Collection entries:
______________________________

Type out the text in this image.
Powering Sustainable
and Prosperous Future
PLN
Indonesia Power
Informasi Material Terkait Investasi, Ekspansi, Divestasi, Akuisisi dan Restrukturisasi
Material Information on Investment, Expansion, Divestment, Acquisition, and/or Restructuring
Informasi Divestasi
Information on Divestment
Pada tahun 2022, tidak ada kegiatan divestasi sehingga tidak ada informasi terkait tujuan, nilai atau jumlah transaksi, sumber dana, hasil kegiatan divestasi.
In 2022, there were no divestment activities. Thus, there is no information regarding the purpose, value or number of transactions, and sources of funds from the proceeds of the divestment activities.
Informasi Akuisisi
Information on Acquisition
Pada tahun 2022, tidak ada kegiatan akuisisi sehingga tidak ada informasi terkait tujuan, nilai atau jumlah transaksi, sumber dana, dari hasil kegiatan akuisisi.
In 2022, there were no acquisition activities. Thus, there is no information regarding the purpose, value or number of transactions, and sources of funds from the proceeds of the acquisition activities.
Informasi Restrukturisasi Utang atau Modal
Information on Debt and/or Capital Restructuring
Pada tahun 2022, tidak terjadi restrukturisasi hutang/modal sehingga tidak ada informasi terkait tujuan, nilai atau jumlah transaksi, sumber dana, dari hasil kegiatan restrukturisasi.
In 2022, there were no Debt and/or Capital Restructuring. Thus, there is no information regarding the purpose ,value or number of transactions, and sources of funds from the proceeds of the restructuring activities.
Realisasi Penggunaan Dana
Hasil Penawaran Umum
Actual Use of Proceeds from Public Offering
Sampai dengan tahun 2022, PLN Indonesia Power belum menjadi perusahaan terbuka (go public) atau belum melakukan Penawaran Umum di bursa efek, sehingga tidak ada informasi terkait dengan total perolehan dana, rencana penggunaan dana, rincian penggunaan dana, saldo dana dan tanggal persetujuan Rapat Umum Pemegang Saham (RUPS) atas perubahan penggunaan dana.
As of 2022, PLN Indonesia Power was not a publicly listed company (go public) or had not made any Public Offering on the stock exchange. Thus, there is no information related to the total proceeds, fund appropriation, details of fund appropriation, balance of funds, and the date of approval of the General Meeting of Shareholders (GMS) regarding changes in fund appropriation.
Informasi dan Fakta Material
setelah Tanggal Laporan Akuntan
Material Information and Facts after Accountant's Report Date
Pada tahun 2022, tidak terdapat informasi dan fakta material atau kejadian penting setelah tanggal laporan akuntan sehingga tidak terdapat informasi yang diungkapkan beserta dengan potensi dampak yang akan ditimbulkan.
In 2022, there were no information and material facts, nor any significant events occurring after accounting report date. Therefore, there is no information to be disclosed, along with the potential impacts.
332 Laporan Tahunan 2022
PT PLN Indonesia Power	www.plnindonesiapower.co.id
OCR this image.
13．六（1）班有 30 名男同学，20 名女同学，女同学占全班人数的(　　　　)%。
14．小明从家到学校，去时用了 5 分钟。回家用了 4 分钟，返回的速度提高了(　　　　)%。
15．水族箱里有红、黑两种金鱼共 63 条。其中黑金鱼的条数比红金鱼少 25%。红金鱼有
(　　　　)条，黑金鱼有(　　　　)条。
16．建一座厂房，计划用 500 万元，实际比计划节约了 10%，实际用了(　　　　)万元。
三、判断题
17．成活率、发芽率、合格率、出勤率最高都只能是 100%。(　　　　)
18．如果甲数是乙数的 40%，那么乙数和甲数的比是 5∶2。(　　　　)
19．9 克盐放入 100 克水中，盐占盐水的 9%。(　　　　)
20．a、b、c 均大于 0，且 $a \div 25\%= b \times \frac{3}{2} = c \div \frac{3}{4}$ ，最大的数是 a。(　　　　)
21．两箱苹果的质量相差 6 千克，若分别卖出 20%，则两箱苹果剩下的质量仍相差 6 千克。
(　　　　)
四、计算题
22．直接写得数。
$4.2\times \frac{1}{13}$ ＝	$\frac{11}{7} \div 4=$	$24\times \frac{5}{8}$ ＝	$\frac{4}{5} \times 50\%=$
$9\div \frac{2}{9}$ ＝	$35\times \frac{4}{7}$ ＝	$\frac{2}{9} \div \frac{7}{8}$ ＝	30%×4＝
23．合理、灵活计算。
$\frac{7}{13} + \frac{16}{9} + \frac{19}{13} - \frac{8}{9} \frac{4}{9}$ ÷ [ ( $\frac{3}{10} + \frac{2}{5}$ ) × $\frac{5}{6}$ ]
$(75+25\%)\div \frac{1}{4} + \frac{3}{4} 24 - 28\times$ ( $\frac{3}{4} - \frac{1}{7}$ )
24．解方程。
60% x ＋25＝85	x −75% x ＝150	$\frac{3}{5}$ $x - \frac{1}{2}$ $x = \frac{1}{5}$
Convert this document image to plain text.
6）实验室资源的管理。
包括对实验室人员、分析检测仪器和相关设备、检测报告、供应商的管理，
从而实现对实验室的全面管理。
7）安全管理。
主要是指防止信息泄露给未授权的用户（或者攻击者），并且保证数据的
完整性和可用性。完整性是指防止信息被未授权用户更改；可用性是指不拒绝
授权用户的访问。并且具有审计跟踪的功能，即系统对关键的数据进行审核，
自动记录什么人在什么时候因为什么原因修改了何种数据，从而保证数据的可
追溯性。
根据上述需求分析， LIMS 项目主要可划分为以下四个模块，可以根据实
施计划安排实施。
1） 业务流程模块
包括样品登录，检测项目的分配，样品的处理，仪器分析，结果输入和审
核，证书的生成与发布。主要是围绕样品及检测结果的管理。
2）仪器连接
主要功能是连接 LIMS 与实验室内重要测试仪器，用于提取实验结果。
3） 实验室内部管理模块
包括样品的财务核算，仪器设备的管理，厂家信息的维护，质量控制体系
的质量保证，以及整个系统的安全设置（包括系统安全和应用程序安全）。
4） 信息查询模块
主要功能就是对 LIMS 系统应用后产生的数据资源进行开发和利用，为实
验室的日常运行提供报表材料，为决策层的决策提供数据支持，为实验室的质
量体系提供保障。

______________________________

# Requirements:
Which lines include "image"? Copy each of them out.

# Result for this exercise:
Type out the text in this image.
OCR this image.
Convert this document image to plain text.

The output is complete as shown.